▶ **Exercise details**:
Copy out each line below exactly as it appears.

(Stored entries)
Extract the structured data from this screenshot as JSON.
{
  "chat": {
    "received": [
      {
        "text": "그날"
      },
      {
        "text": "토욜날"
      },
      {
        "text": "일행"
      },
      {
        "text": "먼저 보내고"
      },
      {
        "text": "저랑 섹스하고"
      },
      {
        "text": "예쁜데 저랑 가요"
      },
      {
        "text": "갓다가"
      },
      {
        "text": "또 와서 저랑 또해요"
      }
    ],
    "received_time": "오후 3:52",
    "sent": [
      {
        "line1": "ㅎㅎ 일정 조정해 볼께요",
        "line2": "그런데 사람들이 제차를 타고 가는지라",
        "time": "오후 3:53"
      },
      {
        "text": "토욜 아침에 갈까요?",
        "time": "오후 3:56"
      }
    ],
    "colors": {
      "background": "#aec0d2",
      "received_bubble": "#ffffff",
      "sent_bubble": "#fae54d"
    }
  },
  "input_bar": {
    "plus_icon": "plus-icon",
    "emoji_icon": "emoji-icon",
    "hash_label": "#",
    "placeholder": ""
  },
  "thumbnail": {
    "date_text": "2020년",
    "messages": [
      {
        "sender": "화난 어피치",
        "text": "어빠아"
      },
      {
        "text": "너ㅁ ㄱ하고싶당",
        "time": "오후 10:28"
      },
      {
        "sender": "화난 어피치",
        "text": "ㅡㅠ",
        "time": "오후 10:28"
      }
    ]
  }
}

▶ **Result below**:
Extract the structured data from this screenshot as JSON.
{
  "chat": {
    "received": [
      {
        "text": "그날"
      },
      {
        "text": "토욜날"
      },
      {
        "text": "일행"
      },
      {
        "text": "먼저 보내고"
      },
      {
        "text": "저랑 섹스하고"
      },
      {
        "text": "예쁜데 저랑 가요"
      },
      {
        "text": "갓다가"
      },
      {
        "text": "또 와서 저랑 또해요"
      }
    ],
    "received_time": "오후 3:52",
    "sent": [
      {
        "line1": "ㅎㅎ 일정 조정해 볼께요",
        "line2": "그런데 사람들이 제차를 타고 가는지라",
        "time": "오후 3:53"
      },
      {
        "text": "토욜 아침에 갈까요?",
        "time": "오후 3:56"
      }
    ],
    "colors": {
      "background": "#aec0d2",
      "received_bubble": "#ffffff",
      "sent_bubble": "#fae54d"
    }
  },
  "input_bar": {
    "plus_icon": "plus-icon",
    "emoji_icon": "emoji-icon",
    "hash_label": "#",
    "placeholder": ""
  },
  "thumbnail": {
    "date_text": "2020년",
    "messages": [
      {
        "sender": "화난 어피치",
        "text": "어빠아"
      },
      {
        "text": "너ㅁ ㄱ하고싶당",
        "time": "오후 10:28"
      },
      {
        "sender": "화난 어피치",
        "text": "ㅡㅠ",
        "time": "오후 10:28"
      }
    ]
  }
}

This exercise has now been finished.